» **EXERCISE REQUIREMENTS**
Lift out each line of the data that holds "outcomes".

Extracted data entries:
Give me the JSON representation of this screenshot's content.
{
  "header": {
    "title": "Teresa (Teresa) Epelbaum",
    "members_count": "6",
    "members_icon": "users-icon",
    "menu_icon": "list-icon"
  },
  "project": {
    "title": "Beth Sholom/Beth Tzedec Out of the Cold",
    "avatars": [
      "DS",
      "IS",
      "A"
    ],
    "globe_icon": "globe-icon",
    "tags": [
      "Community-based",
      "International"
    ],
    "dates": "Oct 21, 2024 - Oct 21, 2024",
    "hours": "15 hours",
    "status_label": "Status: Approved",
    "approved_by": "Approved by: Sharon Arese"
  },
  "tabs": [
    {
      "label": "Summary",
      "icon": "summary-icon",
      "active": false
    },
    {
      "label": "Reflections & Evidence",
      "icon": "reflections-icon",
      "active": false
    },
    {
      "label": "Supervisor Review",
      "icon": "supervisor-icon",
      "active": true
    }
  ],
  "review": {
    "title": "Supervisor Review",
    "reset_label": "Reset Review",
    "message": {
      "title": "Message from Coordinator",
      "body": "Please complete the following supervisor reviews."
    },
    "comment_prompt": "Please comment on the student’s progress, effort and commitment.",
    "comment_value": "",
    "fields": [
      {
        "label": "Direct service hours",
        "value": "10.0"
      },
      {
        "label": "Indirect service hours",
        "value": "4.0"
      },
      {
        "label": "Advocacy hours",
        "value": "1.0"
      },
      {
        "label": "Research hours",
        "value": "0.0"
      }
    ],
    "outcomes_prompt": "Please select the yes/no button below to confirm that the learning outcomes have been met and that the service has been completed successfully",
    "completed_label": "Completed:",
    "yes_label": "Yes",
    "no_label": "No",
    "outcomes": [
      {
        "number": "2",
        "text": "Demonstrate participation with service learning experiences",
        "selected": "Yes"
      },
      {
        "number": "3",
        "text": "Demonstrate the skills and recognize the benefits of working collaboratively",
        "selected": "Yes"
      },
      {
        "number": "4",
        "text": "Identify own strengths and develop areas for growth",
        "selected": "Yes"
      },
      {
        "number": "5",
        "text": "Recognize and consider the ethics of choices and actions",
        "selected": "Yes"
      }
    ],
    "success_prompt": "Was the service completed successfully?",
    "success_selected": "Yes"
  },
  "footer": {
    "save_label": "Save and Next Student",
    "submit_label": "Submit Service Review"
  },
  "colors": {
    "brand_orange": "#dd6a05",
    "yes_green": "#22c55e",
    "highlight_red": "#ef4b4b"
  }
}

» **RESULT FOR THIS TASK**
    "outcomes_prompt": "Please select the yes/no button below to confirm that the learning outcomes have been met and that the service has been completed successfully",
    "outcomes": [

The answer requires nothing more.